INSTRUCTION: Work out how many lines of the listing hold "Tilde", then state only that count.

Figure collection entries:
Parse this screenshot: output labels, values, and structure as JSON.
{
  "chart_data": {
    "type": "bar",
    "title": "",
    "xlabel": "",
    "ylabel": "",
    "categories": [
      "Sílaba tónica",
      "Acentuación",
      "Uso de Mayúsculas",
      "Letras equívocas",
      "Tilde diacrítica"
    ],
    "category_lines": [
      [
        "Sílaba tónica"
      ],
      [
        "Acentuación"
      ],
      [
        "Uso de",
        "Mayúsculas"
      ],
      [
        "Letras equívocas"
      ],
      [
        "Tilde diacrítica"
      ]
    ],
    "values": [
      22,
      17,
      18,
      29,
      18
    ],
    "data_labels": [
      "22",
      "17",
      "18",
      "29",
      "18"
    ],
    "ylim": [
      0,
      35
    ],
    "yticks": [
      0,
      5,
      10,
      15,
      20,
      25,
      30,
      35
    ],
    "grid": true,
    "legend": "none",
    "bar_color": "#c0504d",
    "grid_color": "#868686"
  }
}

EXERCISE RESULT: 2